(Collected data entries)
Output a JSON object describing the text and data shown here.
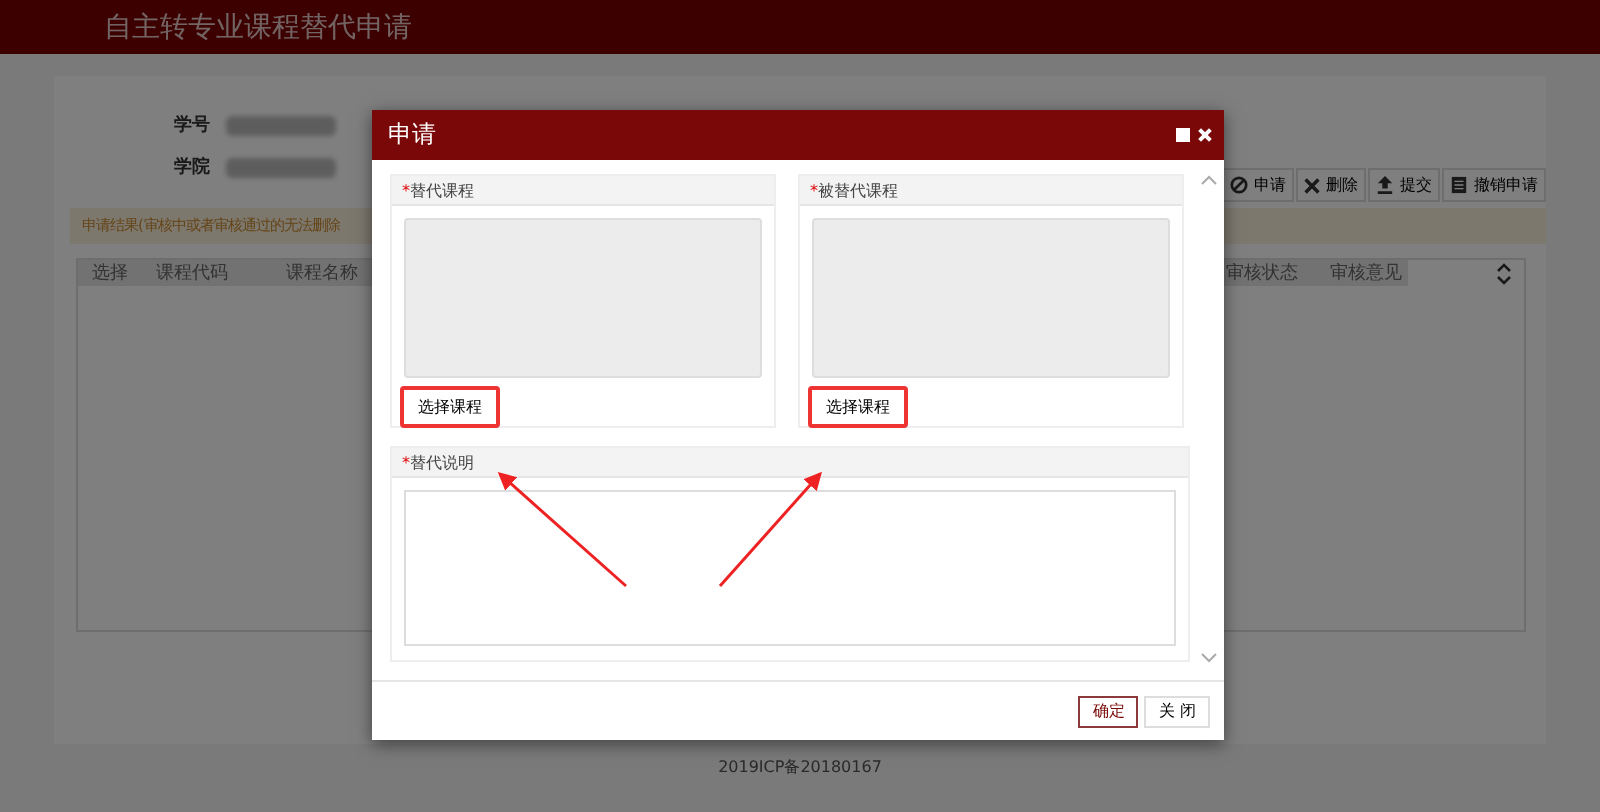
{
  "page": {
    "title": "自主转专业课程替代申请",
    "student_fields": [
      {
        "label": "学号"
      },
      {
        "label": "学院"
      }
    ],
    "toolbar": [
      {
        "label": "申请",
        "kind": "apply"
      },
      {
        "label": "删除",
        "kind": "delete"
      },
      {
        "label": "提交",
        "kind": "submit"
      },
      {
        "label": "撤销申请",
        "kind": "revoke"
      }
    ],
    "notice": "申请结果(审核中或者审核通过的无法删除",
    "table": {
      "columns": [
        "选择",
        "课程代码",
        "课程名称",
        "审核状态",
        "审核意见"
      ]
    },
    "footer": "2019ICP备20180167"
  },
  "dialog": {
    "title": "申请",
    "panels": [
      {
        "required_mark": "*",
        "label": "替代课程",
        "button": {
          "label": "选择课程",
          "highlighted": true
        }
      },
      {
        "required_mark": "*",
        "label": "被替代课程",
        "button": {
          "label": "选择课程",
          "highlighted": true
        }
      }
    ],
    "description": {
      "required_mark": "*",
      "label": "替代说明"
    },
    "buttons": [
      {
        "label": "确定",
        "kind": "primary"
      },
      {
        "label": "关 闭",
        "kind": "default"
      }
    ]
  }
}
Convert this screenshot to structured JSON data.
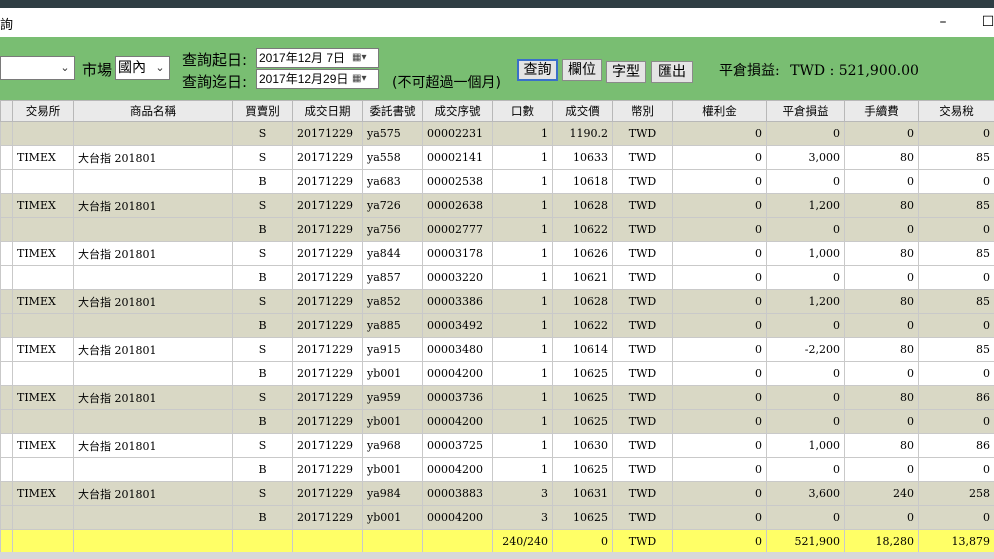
{
  "window": {
    "title": "詢",
    "min_glyph": "–",
    "max_glyph": "☐"
  },
  "toolbar": {
    "account_value": "",
    "market_label": "市場",
    "market_value": "國內",
    "start_label": "查詢起日:",
    "end_label": "查詢迄日:",
    "start_date": "2017年12月 7日",
    "end_date": "2017年12月29日",
    "note": "(不可超過一個月)",
    "btn_query": "查詢",
    "btn_columns": "欄位",
    "btn_font": "字型",
    "btn_export": "匯出",
    "pl_label": "平倉損益:",
    "pl_value": "TWD : 521,900.00"
  },
  "columns": [
    "交易所",
    "商品名稱",
    "買賣別",
    "成交日期",
    "委託書號",
    "成交序號",
    "口數",
    "成交價",
    "幣別",
    "權利金",
    "平倉損益",
    "手續費",
    "交易稅"
  ],
  "rows": [
    [
      "",
      "",
      "S",
      "20171229",
      "ya575",
      "00002231",
      "1",
      "1190.2",
      "TWD",
      "0",
      "0",
      "0",
      "0"
    ],
    [
      "TIMEX",
      "大台指 201801",
      "S",
      "20171229",
      "ya558",
      "00002141",
      "1",
      "10633",
      "TWD",
      "0",
      "3,000",
      "80",
      "85"
    ],
    [
      "",
      "",
      "B",
      "20171229",
      "ya683",
      "00002538",
      "1",
      "10618",
      "TWD",
      "0",
      "0",
      "0",
      "0"
    ],
    [
      "TIMEX",
      "大台指 201801",
      "S",
      "20171229",
      "ya726",
      "00002638",
      "1",
      "10628",
      "TWD",
      "0",
      "1,200",
      "80",
      "85"
    ],
    [
      "",
      "",
      "B",
      "20171229",
      "ya756",
      "00002777",
      "1",
      "10622",
      "TWD",
      "0",
      "0",
      "0",
      "0"
    ],
    [
      "TIMEX",
      "大台指 201801",
      "S",
      "20171229",
      "ya844",
      "00003178",
      "1",
      "10626",
      "TWD",
      "0",
      "1,000",
      "80",
      "85"
    ],
    [
      "",
      "",
      "B",
      "20171229",
      "ya857",
      "00003220",
      "1",
      "10621",
      "TWD",
      "0",
      "0",
      "0",
      "0"
    ],
    [
      "TIMEX",
      "大台指 201801",
      "S",
      "20171229",
      "ya852",
      "00003386",
      "1",
      "10628",
      "TWD",
      "0",
      "1,200",
      "80",
      "85"
    ],
    [
      "",
      "",
      "B",
      "20171229",
      "ya885",
      "00003492",
      "1",
      "10622",
      "TWD",
      "0",
      "0",
      "0",
      "0"
    ],
    [
      "TIMEX",
      "大台指 201801",
      "S",
      "20171229",
      "ya915",
      "00003480",
      "1",
      "10614",
      "TWD",
      "0",
      "-2,200",
      "80",
      "85"
    ],
    [
      "",
      "",
      "B",
      "20171229",
      "yb001",
      "00004200",
      "1",
      "10625",
      "TWD",
      "0",
      "0",
      "0",
      "0"
    ],
    [
      "TIMEX",
      "大台指 201801",
      "S",
      "20171229",
      "ya959",
      "00003736",
      "1",
      "10625",
      "TWD",
      "0",
      "0",
      "80",
      "86"
    ],
    [
      "",
      "",
      "B",
      "20171229",
      "yb001",
      "00004200",
      "1",
      "10625",
      "TWD",
      "0",
      "0",
      "0",
      "0"
    ],
    [
      "TIMEX",
      "大台指 201801",
      "S",
      "20171229",
      "ya968",
      "00003725",
      "1",
      "10630",
      "TWD",
      "0",
      "1,000",
      "80",
      "86"
    ],
    [
      "",
      "",
      "B",
      "20171229",
      "yb001",
      "00004200",
      "1",
      "10625",
      "TWD",
      "0",
      "0",
      "0",
      "0"
    ],
    [
      "TIMEX",
      "大台指 201801",
      "S",
      "20171229",
      "ya984",
      "00003883",
      "3",
      "10631",
      "TWD",
      "0",
      "3,600",
      "240",
      "258"
    ],
    [
      "",
      "",
      "B",
      "20171229",
      "yb001",
      "00004200",
      "3",
      "10625",
      "TWD",
      "0",
      "0",
      "0",
      "0"
    ]
  ],
  "totals": [
    "",
    "",
    "",
    "",
    "",
    "",
    "240/240",
    "0",
    "TWD",
    "0",
    "521,900",
    "18,280",
    "13,879"
  ],
  "colors": {
    "toolbar_bg": "#79be72",
    "alt_row": "#d9d8c5",
    "total_row": "#ffff66"
  }
}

=== Written problem ===
Copy each line in full and exactly, omitting any picture.

=== Complete answer ===
Output a JSON object describing the text and data shown here.
{
  "page": {
    "title": "自主转专业课程替代申请",
    "student_fields": [
      {
        "label": "学号"
      },
      {
        "label": "学院"
      }
    ],
    "toolbar": [
      {
        "label": "申请",
        "kind": "apply"
      },
      {
        "label": "删除",
        "kind": "delete"
      },
      {
        "label": "提交",
        "kind": "submit"
      },
      {
        "label": "撤销申请",
        "kind": "revoke"
      }
    ],
    "notice": "申请结果(审核中或者审核通过的无法删除",
    "table": {
      "columns": [
        "选择",
        "课程代码",
        "课程名称",
        "审核状态",
        "审核意见"
      ]
    },
    "footer": "2019ICP备20180167"
  },
  "dialog": {
    "title": "申请",
    "panels": [
      {
        "required_mark": "*",
        "label": "替代课程",
        "button": {
          "label": "选择课程",
          "highlighted": true
        }
      },
      {
        "required_mark": "*",
        "label": "被替代课程",
        "button": {
          "label": "选择课程",
          "highlighted": true
        }
      }
    ],
    "description": {
      "required_mark": "*",
      "label": "替代说明"
    },
    "buttons": [
      {
        "label": "确定",
        "kind": "primary"
      },
      {
        "label": "关 闭",
        "kind": "default"
      }
    ]
  }
}
Convert this screenshot to structured JSON data.
{
  "window": {
    "title": "詢",
    "min_glyph": "–",
    "max_glyph": "☐"
  },
  "toolbar": {
    "account_value": "",
    "market_label": "市場",
    "market_value": "國內",
    "start_label": "查詢起日:",
    "end_label": "查詢迄日:",
    "start_date": "2017年12月 7日",
    "end_date": "2017年12月29日",
    "note": "(不可超過一個月)",
    "btn_query": "查詢",
    "btn_columns": "欄位",
    "btn_font": "字型",
    "btn_export": "匯出",
    "pl_label": "平倉損益:",
    "pl_value": "TWD : 521,900.00"
  },
  "columns": [
    "交易所",
    "商品名稱",
    "買賣別",
    "成交日期",
    "委託書號",
    "成交序號",
    "口數",
    "成交價",
    "幣別",
    "權利金",
    "平倉損益",
    "手續費",
    "交易稅"
  ],
  "rows": [
    [
      "",
      "",
      "S",
      "20171229",
      "ya575",
      "00002231",
      "1",
      "1190.2",
      "TWD",
      "0",
      "0",
      "0",
      "0"
    ],
    [
      "TIMEX",
      "大台指 201801",
      "S",
      "20171229",
      "ya558",
      "00002141",
      "1",
      "10633",
      "TWD",
      "0",
      "3,000",
      "80",
      "85"
    ],
    [
      "",
      "",
      "B",
      "20171229",
      "ya683",
      "00002538",
      "1",
      "10618",
      "TWD",
      "0",
      "0",
      "0",
      "0"
    ],
    [
      "TIMEX",
      "大台指 201801",
      "S",
      "20171229",
      "ya726",
      "00002638",
      "1",
      "10628",
      "TWD",
      "0",
      "1,200",
      "80",
      "85"
    ],
    [
      "",
      "",
      "B",
      "20171229",
      "ya756",
      "00002777",
      "1",
      "10622",
      "TWD",
      "0",
      "0",
      "0",
      "0"
    ],
    [
      "TIMEX",
      "大台指 201801",
      "S",
      "20171229",
      "ya844",
      "00003178",
      "1",
      "10626",
      "TWD",
      "0",
      "1,000",
      "80",
      "85"
    ],
    [
      "",
      "",
      "B",
      "20171229",
      "ya857",
      "00003220",
      "1",
      "10621",
      "TWD",
      "0",
      "0",
      "0",
      "0"
    ],
    [
      "TIMEX",
      "大台指 201801",
      "S",
      "20171229",
      "ya852",
      "00003386",
      "1",
      "10628",
      "TWD",
      "0",
      "1,200",
      "80",
      "85"
    ],
    [
      "",
      "",
      "B",
      "20171229",
      "ya885",
      "00003492",
      "1",
      "10622",
      "TWD",
      "0",
      "0",
      "0",
      "0"
    ],
    [
      "TIMEX",
      "大台指 201801",
      "S",
      "20171229",
      "ya915",
      "00003480",
      "1",
      "10614",
      "TWD",
      "0",
      "-2,200",
      "80",
      "85"
    ],
    [
      "",
      "",
      "B",
      "20171229",
      "yb001",
      "00004200",
      "1",
      "10625",
      "TWD",
      "0",
      "0",
      "0",
      "0"
    ],
    [
      "TIMEX",
      "大台指 201801",
      "S",
      "20171229",
      "ya959",
      "00003736",
      "1",
      "10625",
      "TWD",
      "0",
      "0",
      "80",
      "86"
    ],
    [
      "",
      "",
      "B",
      "20171229",
      "yb001",
      "00004200",
      "1",
      "10625",
      "TWD",
      "0",
      "0",
      "0",
      "0"
    ],
    [
      "TIMEX",
      "大台指 201801",
      "S",
      "20171229",
      "ya968",
      "00003725",
      "1",
      "10630",
      "TWD",
      "0",
      "1,000",
      "80",
      "86"
    ],
    [
      "",
      "",
      "B",
      "20171229",
      "yb001",
      "00004200",
      "1",
      "10625",
      "TWD",
      "0",
      "0",
      "0",
      "0"
    ],
    [
      "TIMEX",
      "大台指 201801",
      "S",
      "20171229",
      "ya984",
      "00003883",
      "3",
      "10631",
      "TWD",
      "0",
      "3,600",
      "240",
      "258"
    ],
    [
      "",
      "",
      "B",
      "20171229",
      "yb001",
      "00004200",
      "3",
      "10625",
      "TWD",
      "0",
      "0",
      "0",
      "0"
    ]
  ],
  "totals": [
    "",
    "",
    "",
    "",
    "",
    "",
    "240/240",
    "0",
    "TWD",
    "0",
    "521,900",
    "18,280",
    "13,879"
  ],
  "colors": {
    "toolbar_bg": "#79be72",
    "alt_row": "#d9d8c5",
    "total_row": "#ffff66"
  }
}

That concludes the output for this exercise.